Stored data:
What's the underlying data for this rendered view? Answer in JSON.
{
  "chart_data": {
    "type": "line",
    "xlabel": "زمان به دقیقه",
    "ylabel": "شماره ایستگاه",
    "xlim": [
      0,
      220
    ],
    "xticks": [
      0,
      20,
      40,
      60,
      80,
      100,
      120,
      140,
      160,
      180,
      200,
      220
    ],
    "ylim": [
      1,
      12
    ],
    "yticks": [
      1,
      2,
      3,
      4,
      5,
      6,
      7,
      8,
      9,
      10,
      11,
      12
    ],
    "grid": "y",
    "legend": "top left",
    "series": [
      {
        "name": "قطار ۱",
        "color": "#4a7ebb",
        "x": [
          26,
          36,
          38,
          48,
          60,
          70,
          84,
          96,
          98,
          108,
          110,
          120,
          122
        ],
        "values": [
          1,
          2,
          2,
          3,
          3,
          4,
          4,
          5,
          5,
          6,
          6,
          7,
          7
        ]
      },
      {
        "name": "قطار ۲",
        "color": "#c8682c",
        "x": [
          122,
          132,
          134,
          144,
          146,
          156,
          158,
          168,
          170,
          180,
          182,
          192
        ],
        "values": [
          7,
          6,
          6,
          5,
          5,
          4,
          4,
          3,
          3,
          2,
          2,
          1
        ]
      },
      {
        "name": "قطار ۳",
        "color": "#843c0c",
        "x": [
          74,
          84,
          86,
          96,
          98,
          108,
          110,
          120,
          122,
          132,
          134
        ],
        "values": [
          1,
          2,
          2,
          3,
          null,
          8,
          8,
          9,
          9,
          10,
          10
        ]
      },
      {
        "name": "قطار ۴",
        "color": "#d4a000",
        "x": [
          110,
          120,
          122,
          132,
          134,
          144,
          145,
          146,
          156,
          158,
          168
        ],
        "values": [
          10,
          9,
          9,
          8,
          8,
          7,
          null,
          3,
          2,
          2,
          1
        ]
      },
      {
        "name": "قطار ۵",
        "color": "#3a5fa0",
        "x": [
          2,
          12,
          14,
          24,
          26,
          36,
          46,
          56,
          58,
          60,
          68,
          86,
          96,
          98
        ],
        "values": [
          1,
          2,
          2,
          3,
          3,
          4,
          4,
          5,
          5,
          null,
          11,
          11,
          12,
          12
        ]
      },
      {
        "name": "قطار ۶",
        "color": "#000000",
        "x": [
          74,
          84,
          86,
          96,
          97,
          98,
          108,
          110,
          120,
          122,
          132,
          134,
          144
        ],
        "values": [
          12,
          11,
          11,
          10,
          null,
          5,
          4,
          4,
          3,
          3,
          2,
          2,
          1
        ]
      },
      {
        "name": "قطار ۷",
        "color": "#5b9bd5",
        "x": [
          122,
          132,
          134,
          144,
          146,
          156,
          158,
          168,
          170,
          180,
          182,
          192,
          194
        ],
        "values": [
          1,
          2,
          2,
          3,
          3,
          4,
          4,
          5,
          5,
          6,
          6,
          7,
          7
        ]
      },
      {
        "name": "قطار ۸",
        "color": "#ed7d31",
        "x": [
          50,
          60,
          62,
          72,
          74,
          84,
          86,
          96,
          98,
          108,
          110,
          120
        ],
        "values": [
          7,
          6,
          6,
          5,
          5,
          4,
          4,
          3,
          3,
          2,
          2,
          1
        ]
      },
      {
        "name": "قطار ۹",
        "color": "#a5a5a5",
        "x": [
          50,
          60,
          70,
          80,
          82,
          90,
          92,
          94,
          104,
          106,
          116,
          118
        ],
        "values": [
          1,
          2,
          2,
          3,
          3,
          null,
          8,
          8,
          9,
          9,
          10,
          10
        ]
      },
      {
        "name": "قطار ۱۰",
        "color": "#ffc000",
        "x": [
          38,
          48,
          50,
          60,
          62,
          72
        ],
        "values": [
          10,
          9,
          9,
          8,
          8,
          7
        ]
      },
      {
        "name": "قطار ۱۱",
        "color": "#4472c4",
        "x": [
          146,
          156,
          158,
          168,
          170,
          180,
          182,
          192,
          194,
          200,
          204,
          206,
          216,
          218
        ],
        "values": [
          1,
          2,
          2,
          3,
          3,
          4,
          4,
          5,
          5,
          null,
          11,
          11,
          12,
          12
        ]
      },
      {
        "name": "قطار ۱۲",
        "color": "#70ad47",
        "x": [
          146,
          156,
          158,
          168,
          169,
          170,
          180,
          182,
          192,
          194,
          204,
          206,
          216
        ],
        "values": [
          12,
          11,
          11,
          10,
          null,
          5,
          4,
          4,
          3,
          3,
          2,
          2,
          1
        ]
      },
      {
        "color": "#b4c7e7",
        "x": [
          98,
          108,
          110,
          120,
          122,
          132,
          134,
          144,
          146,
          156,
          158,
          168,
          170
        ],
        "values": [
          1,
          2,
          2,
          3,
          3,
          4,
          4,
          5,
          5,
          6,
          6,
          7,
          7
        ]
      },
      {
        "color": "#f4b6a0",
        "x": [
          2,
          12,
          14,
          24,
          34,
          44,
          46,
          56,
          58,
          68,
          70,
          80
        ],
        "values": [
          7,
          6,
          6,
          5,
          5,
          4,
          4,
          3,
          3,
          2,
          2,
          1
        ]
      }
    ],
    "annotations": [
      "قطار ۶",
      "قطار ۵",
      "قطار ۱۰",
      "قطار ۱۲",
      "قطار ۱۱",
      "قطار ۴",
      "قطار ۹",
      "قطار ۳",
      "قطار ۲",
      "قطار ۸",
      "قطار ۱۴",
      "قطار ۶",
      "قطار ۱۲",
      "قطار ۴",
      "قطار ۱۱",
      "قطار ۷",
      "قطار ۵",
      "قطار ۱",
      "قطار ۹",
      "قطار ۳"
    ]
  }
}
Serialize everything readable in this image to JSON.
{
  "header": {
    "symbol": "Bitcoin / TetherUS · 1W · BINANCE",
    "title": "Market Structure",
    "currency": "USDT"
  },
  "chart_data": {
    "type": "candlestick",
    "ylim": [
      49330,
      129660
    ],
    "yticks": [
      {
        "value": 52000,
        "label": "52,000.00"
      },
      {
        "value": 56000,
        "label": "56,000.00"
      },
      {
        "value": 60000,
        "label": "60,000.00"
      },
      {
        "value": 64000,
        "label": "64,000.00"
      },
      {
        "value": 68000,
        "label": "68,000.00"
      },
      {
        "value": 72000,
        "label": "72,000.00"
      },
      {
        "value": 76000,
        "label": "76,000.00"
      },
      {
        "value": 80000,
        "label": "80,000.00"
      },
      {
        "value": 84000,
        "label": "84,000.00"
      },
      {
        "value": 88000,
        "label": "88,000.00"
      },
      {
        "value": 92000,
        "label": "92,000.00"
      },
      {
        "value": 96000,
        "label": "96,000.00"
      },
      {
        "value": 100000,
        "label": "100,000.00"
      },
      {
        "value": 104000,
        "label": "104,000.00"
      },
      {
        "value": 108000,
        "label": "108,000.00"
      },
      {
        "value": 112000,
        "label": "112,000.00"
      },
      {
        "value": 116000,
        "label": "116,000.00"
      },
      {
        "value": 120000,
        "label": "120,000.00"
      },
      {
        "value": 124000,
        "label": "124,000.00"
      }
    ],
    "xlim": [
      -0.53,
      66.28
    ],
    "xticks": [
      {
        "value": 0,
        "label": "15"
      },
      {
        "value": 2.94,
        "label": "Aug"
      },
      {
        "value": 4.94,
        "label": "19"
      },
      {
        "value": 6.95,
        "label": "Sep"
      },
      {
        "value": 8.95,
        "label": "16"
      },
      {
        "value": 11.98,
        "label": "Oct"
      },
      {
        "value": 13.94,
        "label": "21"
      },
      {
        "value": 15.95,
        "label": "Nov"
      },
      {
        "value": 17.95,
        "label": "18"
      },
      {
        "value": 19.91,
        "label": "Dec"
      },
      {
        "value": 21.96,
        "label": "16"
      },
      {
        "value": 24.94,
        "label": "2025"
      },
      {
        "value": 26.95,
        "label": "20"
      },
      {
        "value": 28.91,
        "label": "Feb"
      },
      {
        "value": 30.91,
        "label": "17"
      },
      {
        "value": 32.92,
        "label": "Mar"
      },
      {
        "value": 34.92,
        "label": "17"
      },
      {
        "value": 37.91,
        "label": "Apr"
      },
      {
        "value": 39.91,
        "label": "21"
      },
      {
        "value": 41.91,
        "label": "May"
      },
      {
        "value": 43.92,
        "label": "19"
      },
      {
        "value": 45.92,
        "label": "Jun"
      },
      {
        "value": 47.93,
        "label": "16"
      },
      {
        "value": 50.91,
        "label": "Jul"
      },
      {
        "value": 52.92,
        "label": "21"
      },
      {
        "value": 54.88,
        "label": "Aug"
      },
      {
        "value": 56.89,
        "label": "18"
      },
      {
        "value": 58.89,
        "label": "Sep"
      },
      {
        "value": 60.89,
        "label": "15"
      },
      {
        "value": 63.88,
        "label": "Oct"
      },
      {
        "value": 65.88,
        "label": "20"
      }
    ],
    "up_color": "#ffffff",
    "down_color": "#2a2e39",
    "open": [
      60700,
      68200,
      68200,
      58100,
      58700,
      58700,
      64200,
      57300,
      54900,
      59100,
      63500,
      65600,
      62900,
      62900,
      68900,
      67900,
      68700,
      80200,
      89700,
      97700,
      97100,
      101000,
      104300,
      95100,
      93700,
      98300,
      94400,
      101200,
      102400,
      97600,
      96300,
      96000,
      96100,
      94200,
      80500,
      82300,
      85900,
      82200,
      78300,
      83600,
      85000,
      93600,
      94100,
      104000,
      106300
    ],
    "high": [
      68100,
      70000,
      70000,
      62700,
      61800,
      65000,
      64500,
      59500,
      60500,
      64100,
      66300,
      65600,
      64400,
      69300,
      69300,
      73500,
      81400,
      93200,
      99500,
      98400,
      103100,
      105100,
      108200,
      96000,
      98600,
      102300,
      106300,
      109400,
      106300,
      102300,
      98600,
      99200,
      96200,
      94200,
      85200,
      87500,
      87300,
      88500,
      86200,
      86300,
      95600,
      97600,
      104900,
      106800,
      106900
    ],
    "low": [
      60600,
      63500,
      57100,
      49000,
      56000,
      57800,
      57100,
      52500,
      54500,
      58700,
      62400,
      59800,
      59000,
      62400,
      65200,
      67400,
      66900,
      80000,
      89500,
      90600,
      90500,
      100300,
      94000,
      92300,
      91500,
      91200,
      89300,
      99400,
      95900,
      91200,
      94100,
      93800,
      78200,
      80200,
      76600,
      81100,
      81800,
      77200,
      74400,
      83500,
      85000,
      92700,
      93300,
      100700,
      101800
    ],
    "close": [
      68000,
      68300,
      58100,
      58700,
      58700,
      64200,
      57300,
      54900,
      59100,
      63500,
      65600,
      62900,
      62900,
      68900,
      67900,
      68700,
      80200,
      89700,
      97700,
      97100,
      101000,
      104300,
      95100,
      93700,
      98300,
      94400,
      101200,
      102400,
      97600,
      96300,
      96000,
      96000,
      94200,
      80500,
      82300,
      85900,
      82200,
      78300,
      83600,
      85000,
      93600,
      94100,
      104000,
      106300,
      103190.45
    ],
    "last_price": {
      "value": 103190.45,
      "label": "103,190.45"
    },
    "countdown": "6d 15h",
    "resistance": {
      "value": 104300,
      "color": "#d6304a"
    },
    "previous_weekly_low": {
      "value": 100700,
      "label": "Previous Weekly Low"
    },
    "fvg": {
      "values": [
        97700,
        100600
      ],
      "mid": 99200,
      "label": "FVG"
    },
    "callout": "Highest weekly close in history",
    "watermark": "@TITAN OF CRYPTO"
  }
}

* INSTRUCTIONS FOR THE TASK:
Identify and copy lines that hold the string "JSON".

* FULL SOLUTION:
What's the underlying data for this rendered view? Answer in JSON.
Serialize everything readable in this image to JSON.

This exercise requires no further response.